> Document text:
Based on Kira Detrois' existing repo.
N.B. The raw data contains a MEASUREMENT_FREE_TEXT column that unfortunately cannot be directly released as it contains data that is potentially sensitive. It contains a mix of numerical measurement values, positive/negative outcomes, outcomes linked to thresholds (e.g. <3ml) and general notes. Our approach has been to extract such data from the original column through a process of cleaning and whitelisting of the field.
This is the file that contains mostly just workable data for analysis, like values,outcomes and pos/neg status both raw and extracted from free text where possible.

> Record set:

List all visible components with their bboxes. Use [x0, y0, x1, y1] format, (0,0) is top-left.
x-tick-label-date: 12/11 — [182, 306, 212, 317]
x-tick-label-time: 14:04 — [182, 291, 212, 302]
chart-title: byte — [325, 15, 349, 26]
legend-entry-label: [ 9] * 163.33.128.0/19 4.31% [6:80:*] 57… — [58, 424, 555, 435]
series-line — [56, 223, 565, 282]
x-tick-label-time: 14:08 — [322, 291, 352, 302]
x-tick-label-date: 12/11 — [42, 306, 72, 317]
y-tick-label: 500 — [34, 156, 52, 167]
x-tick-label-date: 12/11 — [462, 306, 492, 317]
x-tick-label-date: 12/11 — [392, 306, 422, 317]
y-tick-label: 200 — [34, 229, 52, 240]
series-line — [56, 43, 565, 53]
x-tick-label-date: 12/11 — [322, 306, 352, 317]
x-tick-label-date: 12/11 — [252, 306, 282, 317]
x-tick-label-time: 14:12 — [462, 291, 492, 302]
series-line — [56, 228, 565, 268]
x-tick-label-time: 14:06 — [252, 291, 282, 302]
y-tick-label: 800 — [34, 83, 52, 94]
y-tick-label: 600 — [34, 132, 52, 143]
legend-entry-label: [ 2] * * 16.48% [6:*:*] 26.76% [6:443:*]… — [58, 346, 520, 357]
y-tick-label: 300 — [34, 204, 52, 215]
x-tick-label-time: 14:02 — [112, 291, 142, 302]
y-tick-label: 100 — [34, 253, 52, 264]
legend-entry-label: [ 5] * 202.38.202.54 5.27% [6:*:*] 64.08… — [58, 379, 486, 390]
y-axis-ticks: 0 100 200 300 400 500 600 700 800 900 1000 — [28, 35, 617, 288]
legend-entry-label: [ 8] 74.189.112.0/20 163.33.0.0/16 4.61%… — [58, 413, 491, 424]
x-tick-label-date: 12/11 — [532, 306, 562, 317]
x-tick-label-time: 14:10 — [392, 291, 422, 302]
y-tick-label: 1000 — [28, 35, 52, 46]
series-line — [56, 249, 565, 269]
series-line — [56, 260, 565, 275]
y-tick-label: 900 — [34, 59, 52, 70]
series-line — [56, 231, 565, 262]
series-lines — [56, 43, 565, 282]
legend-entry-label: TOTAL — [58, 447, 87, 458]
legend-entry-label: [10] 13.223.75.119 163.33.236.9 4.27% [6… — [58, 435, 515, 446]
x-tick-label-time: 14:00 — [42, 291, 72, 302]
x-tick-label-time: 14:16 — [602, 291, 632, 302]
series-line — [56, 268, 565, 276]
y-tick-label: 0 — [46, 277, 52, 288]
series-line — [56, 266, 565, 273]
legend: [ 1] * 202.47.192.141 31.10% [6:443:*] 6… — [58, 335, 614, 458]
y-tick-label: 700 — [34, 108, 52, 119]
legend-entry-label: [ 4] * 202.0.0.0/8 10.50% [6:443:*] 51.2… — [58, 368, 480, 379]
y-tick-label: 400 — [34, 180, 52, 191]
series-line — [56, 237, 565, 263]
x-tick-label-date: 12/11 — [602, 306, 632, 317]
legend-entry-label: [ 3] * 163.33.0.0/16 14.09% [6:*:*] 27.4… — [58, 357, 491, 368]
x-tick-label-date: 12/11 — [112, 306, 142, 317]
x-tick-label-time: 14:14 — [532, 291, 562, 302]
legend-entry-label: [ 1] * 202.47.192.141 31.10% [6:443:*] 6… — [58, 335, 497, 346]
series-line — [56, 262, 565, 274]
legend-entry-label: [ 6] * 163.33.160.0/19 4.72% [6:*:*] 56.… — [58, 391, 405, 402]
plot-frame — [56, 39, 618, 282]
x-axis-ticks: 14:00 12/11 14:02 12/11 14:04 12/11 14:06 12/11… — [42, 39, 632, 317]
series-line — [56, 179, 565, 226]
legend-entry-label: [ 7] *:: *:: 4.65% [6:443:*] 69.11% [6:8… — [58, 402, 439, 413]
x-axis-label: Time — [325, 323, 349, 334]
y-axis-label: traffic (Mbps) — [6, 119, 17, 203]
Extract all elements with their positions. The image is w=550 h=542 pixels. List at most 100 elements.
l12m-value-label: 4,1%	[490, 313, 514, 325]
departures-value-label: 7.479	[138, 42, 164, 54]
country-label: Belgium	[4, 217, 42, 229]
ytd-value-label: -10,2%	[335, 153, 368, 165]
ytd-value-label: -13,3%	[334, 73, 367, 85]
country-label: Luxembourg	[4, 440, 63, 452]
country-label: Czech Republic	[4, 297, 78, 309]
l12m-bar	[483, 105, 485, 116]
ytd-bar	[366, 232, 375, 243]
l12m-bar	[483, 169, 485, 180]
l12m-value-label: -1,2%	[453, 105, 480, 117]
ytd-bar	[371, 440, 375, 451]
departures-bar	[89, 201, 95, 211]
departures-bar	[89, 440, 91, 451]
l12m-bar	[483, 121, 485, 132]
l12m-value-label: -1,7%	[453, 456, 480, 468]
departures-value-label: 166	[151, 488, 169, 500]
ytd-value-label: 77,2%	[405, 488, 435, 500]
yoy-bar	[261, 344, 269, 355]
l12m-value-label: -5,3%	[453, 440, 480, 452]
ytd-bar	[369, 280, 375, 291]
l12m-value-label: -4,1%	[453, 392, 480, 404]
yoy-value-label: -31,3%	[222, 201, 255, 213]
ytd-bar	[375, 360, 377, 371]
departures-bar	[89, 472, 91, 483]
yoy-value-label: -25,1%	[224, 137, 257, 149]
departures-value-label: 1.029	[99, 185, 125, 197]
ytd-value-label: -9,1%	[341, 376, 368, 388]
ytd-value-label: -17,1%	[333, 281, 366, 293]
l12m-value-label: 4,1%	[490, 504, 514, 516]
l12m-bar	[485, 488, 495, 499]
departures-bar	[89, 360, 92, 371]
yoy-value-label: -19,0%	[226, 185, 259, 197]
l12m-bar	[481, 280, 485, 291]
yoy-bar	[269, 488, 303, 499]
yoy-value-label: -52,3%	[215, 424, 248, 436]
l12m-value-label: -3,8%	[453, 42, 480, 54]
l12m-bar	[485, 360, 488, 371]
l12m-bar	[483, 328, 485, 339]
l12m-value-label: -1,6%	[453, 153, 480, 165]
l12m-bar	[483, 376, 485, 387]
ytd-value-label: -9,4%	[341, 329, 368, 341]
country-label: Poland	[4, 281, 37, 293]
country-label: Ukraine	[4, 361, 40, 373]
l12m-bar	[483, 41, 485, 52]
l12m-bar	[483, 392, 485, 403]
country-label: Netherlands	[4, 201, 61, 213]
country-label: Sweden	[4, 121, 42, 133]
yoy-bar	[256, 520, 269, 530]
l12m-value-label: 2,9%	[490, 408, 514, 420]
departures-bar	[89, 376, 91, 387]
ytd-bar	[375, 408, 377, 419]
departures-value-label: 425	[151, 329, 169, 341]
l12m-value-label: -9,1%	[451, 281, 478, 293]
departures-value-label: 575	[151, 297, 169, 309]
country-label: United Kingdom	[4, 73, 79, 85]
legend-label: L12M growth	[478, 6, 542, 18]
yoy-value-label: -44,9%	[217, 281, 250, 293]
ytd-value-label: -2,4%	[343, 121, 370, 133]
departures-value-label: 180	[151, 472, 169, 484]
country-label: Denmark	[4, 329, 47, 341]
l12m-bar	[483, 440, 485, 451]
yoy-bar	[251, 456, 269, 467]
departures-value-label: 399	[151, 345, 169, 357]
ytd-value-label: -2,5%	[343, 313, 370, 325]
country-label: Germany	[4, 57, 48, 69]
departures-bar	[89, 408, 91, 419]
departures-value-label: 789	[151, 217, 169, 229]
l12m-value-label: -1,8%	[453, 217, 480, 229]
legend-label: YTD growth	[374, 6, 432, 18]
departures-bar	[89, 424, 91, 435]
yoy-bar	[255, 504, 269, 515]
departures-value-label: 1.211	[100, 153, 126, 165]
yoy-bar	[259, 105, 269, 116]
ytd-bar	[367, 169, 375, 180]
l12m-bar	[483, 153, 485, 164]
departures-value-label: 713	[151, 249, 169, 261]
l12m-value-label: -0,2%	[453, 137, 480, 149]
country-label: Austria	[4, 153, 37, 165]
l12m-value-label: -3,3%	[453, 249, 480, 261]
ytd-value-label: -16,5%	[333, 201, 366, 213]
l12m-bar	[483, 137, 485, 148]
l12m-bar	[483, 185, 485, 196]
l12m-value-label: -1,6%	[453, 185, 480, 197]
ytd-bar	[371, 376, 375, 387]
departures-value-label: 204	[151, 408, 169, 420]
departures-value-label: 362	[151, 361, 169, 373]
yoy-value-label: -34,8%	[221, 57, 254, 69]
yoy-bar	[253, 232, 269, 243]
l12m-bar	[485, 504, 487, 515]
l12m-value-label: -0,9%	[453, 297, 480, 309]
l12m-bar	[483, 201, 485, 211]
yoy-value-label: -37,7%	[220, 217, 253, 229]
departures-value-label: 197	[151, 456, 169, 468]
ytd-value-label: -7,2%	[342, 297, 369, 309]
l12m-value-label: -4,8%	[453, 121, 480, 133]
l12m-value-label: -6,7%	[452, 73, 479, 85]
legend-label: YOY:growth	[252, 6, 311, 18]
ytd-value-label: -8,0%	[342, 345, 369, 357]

> How to complete this task: Could you repeat the note about the raw data, beginning at the words "N.B. The raw" and stopping after "of the field.", with "column" swapped for "variable"?

> Result of the task:
N.B. The raw data contains a MEASUREMENT_FREE_TEXT variable that unfortunately cannot be directly released as it contains data that is potentially sensitive. It contains a mix of numerical measurement values, positive/negative outcomes, outcomes linked to thresholds (e.g. <3ml) and general notes. Our approach has been to extract such data from the original variable through a process of cleaning and whitelisting of the field.